Entries taken from a collection

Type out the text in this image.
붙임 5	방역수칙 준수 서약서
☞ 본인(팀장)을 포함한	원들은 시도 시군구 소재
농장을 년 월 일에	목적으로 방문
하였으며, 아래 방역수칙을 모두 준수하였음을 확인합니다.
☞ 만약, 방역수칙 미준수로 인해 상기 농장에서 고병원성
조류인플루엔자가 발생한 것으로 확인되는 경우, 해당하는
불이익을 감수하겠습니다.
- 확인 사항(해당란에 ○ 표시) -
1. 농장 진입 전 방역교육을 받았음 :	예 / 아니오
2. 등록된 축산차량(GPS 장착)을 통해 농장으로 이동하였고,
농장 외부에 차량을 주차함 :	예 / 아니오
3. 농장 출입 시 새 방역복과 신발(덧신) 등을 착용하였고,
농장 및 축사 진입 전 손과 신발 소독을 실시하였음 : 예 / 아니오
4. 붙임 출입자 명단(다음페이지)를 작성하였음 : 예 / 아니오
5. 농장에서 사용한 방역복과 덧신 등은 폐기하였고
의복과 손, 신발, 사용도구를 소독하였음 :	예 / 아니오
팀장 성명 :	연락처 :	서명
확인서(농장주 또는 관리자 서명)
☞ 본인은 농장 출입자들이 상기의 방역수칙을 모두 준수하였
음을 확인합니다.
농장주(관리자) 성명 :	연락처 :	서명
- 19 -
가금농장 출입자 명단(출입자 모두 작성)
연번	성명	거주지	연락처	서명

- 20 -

- [To be done]:
Each record must be returned exactly as it is written.

- [Answer]:
Type out the text in this image.
붙임 5	방역수칙 준수 서약서
☞ 본인(팀장)을 포함한	원들은 시도 시군구 소재
농장을 년 월 일에	목적으로 방문
하였으며, 아래 방역수칙을 모두 준수하였음을 확인합니다.
☞ 만약, 방역수칙 미준수로 인해 상기 농장에서 고병원성
조류인플루엔자가 발생한 것으로 확인되는 경우, 해당하는
불이익을 감수하겠습니다.
- 확인 사항(해당란에 ○ 표시) -
1. 농장 진입 전 방역교육을 받았음 :	예 / 아니오
2. 등록된 축산차량(GPS 장착)을 통해 농장으로 이동하였고,
농장 외부에 차량을 주차함 :	예 / 아니오
3. 농장 출입 시 새 방역복과 신발(덧신) 등을 착용하였고,
농장 및 축사 진입 전 손과 신발 소독을 실시하였음 : 예 / 아니오
4. 붙임 출입자 명단(다음페이지)를 작성하였음 : 예 / 아니오
5. 농장에서 사용한 방역복과 덧신 등은 폐기하였고
의복과 손, 신발, 사용도구를 소독하였음 :	예 / 아니오
팀장 성명 :	연락처 :	서명
확인서(농장주 또는 관리자 서명)
☞ 본인은 농장 출입자들이 상기의 방역수칙을 모두 준수하였
음을 확인합니다.
농장주(관리자) 성명 :	연락처 :	서명
- 19 -
가금농장 출입자 명단(출입자 모두 작성)
연번	성명	거주지	연락처	서명

- 20 -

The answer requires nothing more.